_Set task_
Without the pictures, write out all the lines below exactly as they appear.

>> Begin

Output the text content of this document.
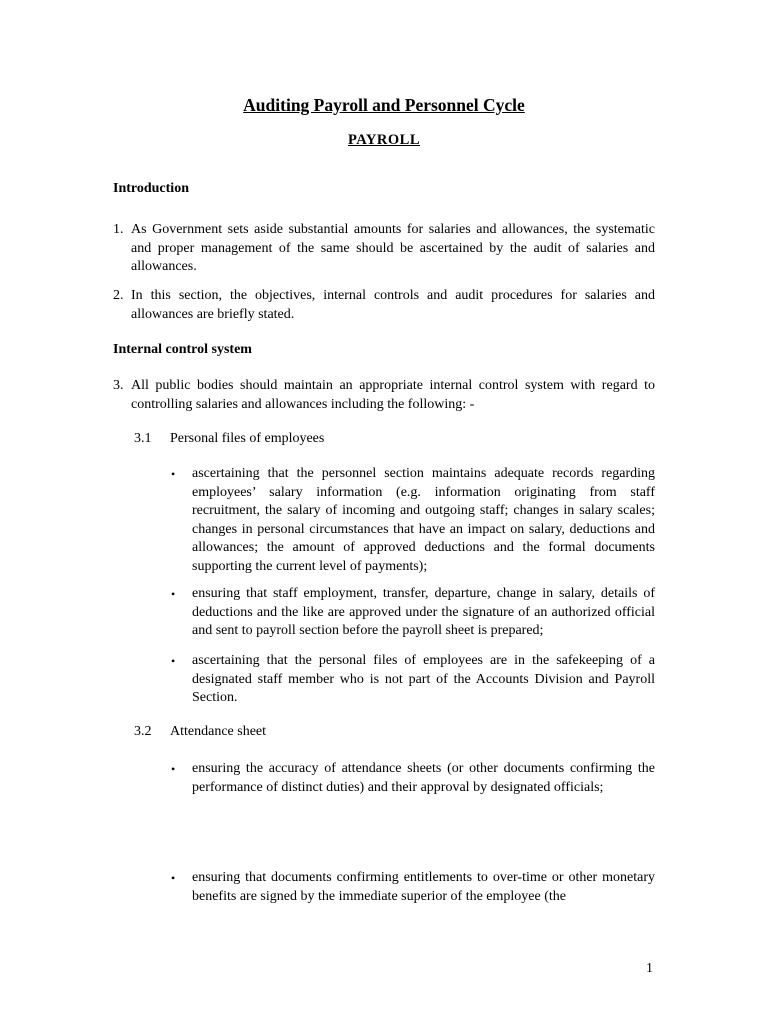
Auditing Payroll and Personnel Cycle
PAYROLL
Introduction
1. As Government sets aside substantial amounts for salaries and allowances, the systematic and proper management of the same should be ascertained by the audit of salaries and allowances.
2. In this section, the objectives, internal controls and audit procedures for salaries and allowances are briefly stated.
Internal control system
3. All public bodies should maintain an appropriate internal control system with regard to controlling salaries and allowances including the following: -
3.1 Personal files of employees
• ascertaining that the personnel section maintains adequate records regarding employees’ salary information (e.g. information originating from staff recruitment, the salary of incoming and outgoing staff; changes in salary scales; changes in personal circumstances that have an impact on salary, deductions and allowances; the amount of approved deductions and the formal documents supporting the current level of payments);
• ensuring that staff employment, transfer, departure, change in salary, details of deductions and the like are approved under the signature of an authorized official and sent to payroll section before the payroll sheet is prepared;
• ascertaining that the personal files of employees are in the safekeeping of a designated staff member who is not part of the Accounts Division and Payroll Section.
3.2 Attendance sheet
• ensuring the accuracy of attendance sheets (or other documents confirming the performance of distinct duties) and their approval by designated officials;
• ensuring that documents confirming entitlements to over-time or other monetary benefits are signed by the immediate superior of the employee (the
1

>> End

_Answer to this problem_
Output the text content of this document.
Auditing Payroll and Personnel Cycle
PAYROLL
Introduction
1. As Government sets aside substantial amounts for salaries and allowances, the systematic and proper management of the same should be ascertained by the audit of salaries and allowances.
2. In this section, the objectives, internal controls and audit procedures for salaries and allowances are briefly stated.
Internal control system
3. All public bodies should maintain an appropriate internal control system with regard to controlling salaries and allowances including the following: -
3.1 Personal files of employees
• ascertaining that the personnel section maintains adequate records regarding employees’ salary information (e.g. information originating from staff recruitment, the salary of incoming and outgoing staff; changes in salary scales; changes in personal circumstances that have an impact on salary, deductions and allowances; the amount of approved deductions and the formal documents supporting the current level of payments);
• ensuring that staff employment, transfer, departure, change in salary, details of deductions and the like are approved under the signature of an authorized official and sent to payroll section before the payroll sheet is prepared;
• ascertaining that the personal files of employees are in the safekeeping of a designated staff member who is not part of the Accounts Division and Payroll Section.
3.2 Attendance sheet
• ensuring the accuracy of attendance sheets (or other documents confirming the performance of distinct duties) and their approval by designated officials;
• ensuring that documents confirming entitlements to over-time or other monetary benefits are signed by the immediate superior of the employee (the
1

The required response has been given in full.